Data entries
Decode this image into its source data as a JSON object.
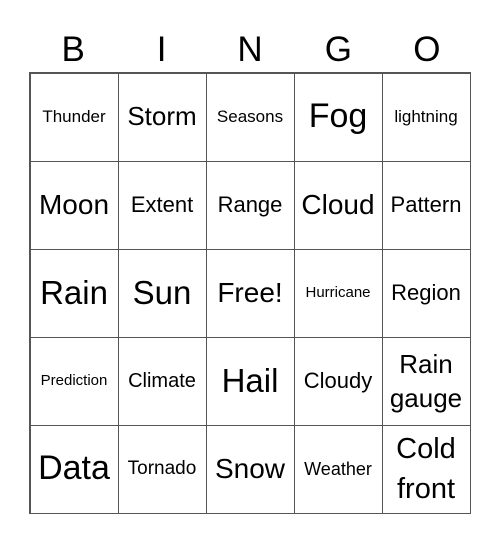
{
  "header": [
    "B",
    "I",
    "N",
    "G",
    "O"
  ],
  "cells": [
    [
      "Thunder",
      "Storm",
      "Seasons",
      "Fog",
      "lightning"
    ],
    [
      "Moon",
      "Extent",
      "Range",
      "Cloud",
      "Pattern"
    ],
    [
      "Rain",
      "Sun",
      "Free!",
      "Hurricane",
      "Region"
    ],
    [
      "Prediction",
      "Climate",
      "Hail",
      "Cloudy",
      "Rain gauge"
    ],
    [
      "Data",
      "Tornado",
      "Snow",
      "Weather",
      "Cold front"
    ]
  ]
}
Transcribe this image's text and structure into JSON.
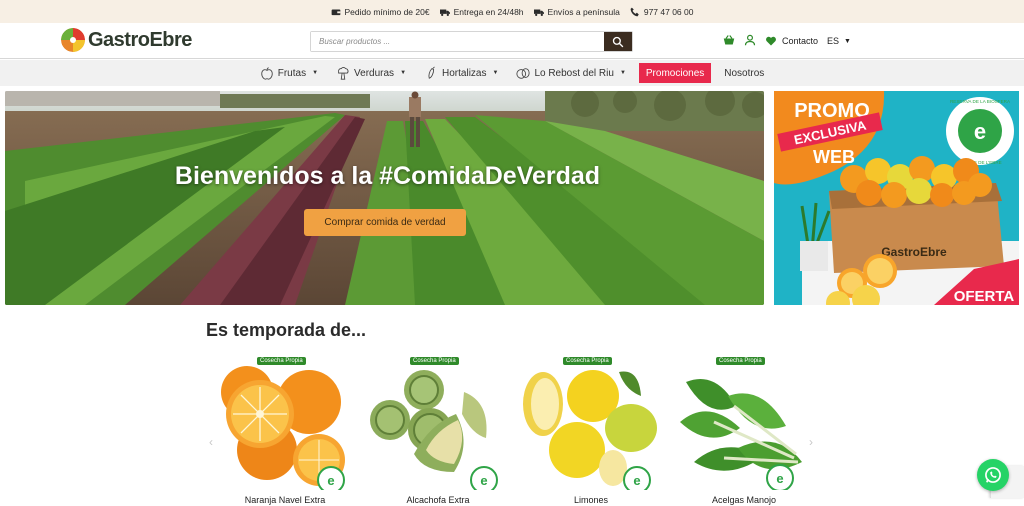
{
  "topbar": {
    "items": [
      {
        "icon": "wallet-icon",
        "label": "Pedido mínimo de 20€"
      },
      {
        "icon": "truck-icon",
        "label": "Entrega en 24/48h"
      },
      {
        "icon": "delivery-truck-icon",
        "label": "Envíos a península"
      },
      {
        "icon": "phone-icon",
        "label": "977 47 06 00"
      }
    ]
  },
  "header": {
    "logo_text": "GastroEbre",
    "search_placeholder": "Buscar productos ...",
    "contact_label": "Contacto",
    "language": "ES"
  },
  "nav": {
    "items": [
      {
        "label": "Frutas",
        "icon": "apple-icon",
        "dropdown": true
      },
      {
        "label": "Verduras",
        "icon": "broccoli-icon",
        "dropdown": true
      },
      {
        "label": "Hortalizas",
        "icon": "carrot-icon",
        "dropdown": true
      },
      {
        "label": "Lo Rebost del Riu",
        "icon": "jar-icon",
        "dropdown": true
      }
    ],
    "promo_label": "Promociones",
    "about_label": "Nosotros"
  },
  "hero": {
    "title": "Bienvenidos a la #ComidaDeVerdad",
    "cta": "Comprar comida de verdad"
  },
  "promo": {
    "line1": "PROMO",
    "line2": "EXCLUSIVA",
    "line3": "WEB",
    "box_brand": "GastroEbre",
    "seal_top": "RESERVA DE LA BIOSFERA",
    "seal_bottom": "TERRES DE L'EBRE",
    "ribbon": "OFERTA"
  },
  "season": {
    "title": "Es temporada de...",
    "products": [
      {
        "name": "Naranja Navel Extra",
        "badge": "Cosecha Propia"
      },
      {
        "name": "Alcachofa Extra",
        "badge": "Cosecha Propia"
      },
      {
        "name": "Limones",
        "badge": "Cosecha Propia"
      },
      {
        "name": "Acelgas Manojo",
        "badge": "Cosecha Propia"
      }
    ]
  },
  "colors": {
    "promo_red": "#e8294c",
    "cta_orange": "#f0a142",
    "topbar_bg": "#f7efe4",
    "search_button": "#3b2c20",
    "accent_green": "#2f8a2a"
  }
}
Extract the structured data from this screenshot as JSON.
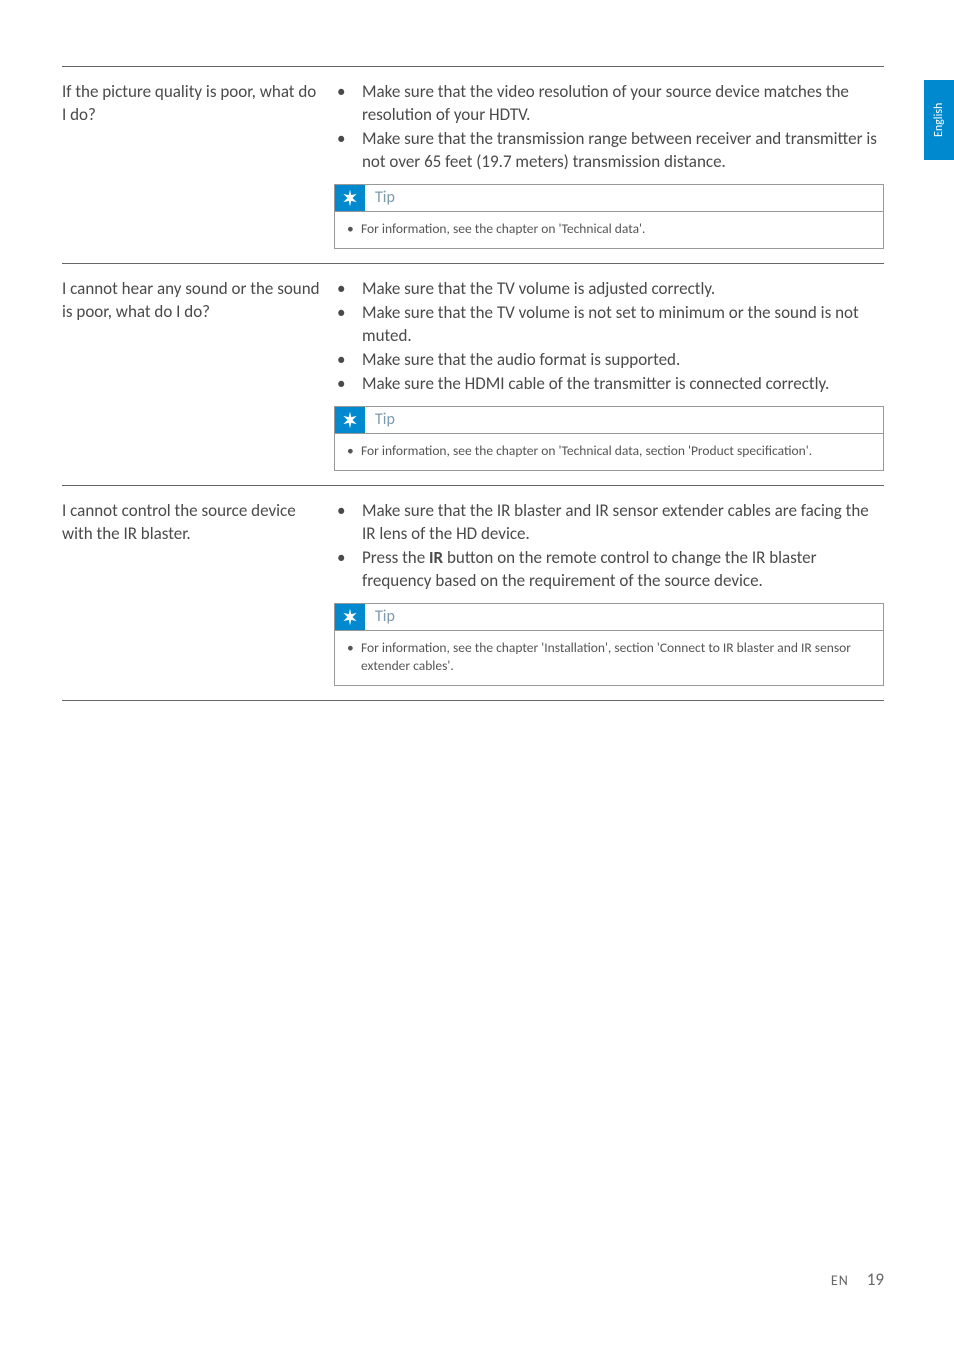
{
  "langTab": "English",
  "sections": [
    {
      "question": "If the picture quality is poor, what do I do?",
      "bullets": [
        "Make sure that the video resolution of your source device matches the resolution of your HDTV.",
        "Make sure that the transmission range between receiver and transmitter is not over 65 feet (19.7 meters) transmission distance."
      ],
      "tipLabel": "Tip",
      "tipText": "For information, see the chapter on 'Technical data'."
    },
    {
      "question": "I cannot hear any sound or the sound is poor, what do I do?",
      "bullets": [
        "Make sure that the TV volume is adjusted correctly.",
        "Make sure that the TV volume is not set to minimum or the sound is not muted.",
        "Make sure that the audio format is supported.",
        "Make sure the HDMI cable of the transmitter is connected correctly."
      ],
      "tipLabel": "Tip",
      "tipText": "For information, see the chapter on 'Technical data, section 'Product specification'."
    },
    {
      "question": "I cannot control the source device with the IR blaster.",
      "bullets": [
        "Make sure that the IR blaster and IR sensor extender cables are facing the IR lens of the HD device.",
        "Press the <b>IR</b> button on the remote control to change the IR blaster frequency based on the requirement of the source device."
      ],
      "tipLabel": "Tip",
      "tipText": "For information, see the chapter 'Installation', section 'Connect to IR blaster and IR sensor extender cables'."
    }
  ],
  "footer": {
    "lang": "EN",
    "page": "19"
  }
}
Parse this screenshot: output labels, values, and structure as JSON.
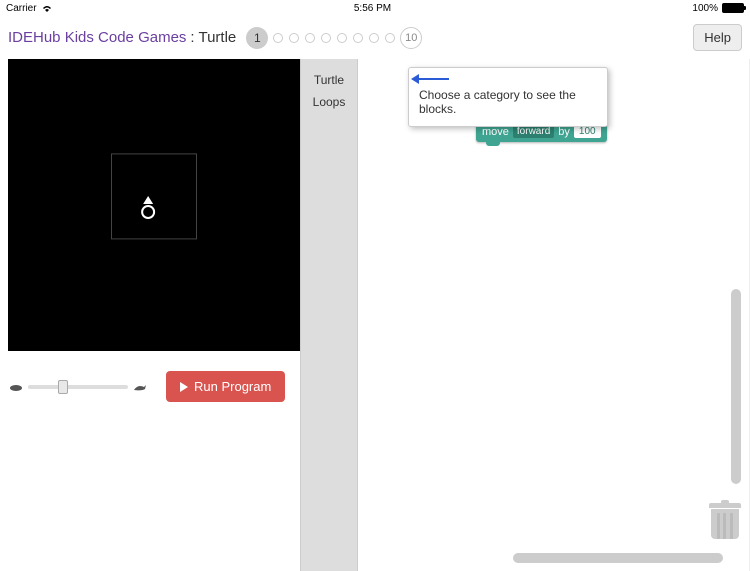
{
  "status": {
    "carrier": "Carrier",
    "time": "5:56 PM",
    "battery": "100%"
  },
  "header": {
    "app_title": "IDEHub Kids Code Games",
    "game_suffix": " : Turtle",
    "level_start": "1",
    "level_end": "10",
    "help_label": "Help"
  },
  "categories": {
    "turtle": "Turtle",
    "loops": "Loops"
  },
  "tooltip": {
    "text": "Choose a category to see the blocks."
  },
  "block": {
    "move": "move",
    "direction": "forward",
    "by": "by",
    "value": "100"
  },
  "controls": {
    "run_label": "Run Program"
  }
}
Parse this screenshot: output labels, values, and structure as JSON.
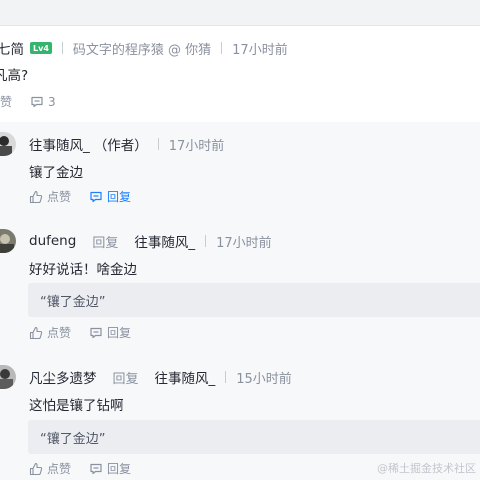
{
  "main_comment": {
    "username": "七简",
    "level_badge": "Lv4",
    "bio": "码文字的程序猿 @ 你猜",
    "time": "17小时前",
    "text": "凡高?",
    "like_label": "点赞",
    "comment_count": "3"
  },
  "replies": [
    {
      "username": "往事随风_",
      "author_tag": "（作者）",
      "time": "17小时前",
      "text": "镶了金边",
      "like_label": "点赞",
      "reply_label": "回复"
    },
    {
      "username": "dufeng",
      "reply_word": "回复",
      "reply_to": "往事随风_",
      "time": "17小时前",
      "text": "好好说话！啥金边",
      "quote": "“镶了金边”",
      "like_label": "点赞",
      "reply_label": "回复"
    },
    {
      "username": "凡尘多遗梦",
      "reply_word": "回复",
      "reply_to": "往事随风_",
      "time": "15小时前",
      "text": "这怕是镶了钻啊",
      "quote": "“镶了金边”",
      "like_label": "点赞",
      "reply_label": "回复"
    }
  ],
  "watermark": "@稀土掘金技术社区",
  "colors": {
    "accent": "#1e80ff",
    "level_badge": "#34b46f"
  }
}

▶ The exercise: In the entries above, find lines with "username" and copy each.

▶ Solution to this exercise:
    "username": "七简",
      "username": "往事随风_",
      "username": "dufeng",
      "username": "凡尘多遗梦",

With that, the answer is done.